Starting at the line that contains "Decode this image", restate each line word for word through the final line of the data, keeping both ends.

- - -

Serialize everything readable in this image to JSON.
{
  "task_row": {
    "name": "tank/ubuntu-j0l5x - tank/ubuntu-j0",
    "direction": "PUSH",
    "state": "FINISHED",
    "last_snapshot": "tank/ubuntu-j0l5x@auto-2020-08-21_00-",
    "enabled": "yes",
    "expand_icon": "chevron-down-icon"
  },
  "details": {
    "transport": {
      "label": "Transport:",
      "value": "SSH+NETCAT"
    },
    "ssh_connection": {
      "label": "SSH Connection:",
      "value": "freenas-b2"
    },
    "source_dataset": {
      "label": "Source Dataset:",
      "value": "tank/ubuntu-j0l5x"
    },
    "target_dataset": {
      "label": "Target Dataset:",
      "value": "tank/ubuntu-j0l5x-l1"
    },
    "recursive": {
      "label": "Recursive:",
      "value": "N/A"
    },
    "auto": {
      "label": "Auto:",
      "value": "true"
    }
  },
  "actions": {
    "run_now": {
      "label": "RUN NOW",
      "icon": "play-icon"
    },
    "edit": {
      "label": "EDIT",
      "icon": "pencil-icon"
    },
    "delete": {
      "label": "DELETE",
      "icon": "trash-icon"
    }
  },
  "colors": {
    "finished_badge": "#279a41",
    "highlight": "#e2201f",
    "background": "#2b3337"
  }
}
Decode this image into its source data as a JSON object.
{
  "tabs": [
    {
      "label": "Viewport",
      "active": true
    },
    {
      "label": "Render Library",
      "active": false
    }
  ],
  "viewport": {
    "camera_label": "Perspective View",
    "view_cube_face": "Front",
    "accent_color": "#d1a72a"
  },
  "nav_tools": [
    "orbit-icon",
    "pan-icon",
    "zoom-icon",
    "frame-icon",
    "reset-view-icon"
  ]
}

- - -

■ Full answer:
Decode this image into its source data as a JSON object.
{
  "tabs": [
    {
      "label": "Viewport",
      "active": true
    },
    {
      "label": "Render Library",
      "active": false
    }
  ],
  "viewport": {
    "camera_label": "Perspective View",
    "view_cube_face": "Front",
    "accent_color": "#d1a72a"
  },
  "nav_tools": [
    "orbit-icon",
    "pan-icon",
    "zoom-icon",
    "frame-icon",
    "reset-view-icon"
  ]
}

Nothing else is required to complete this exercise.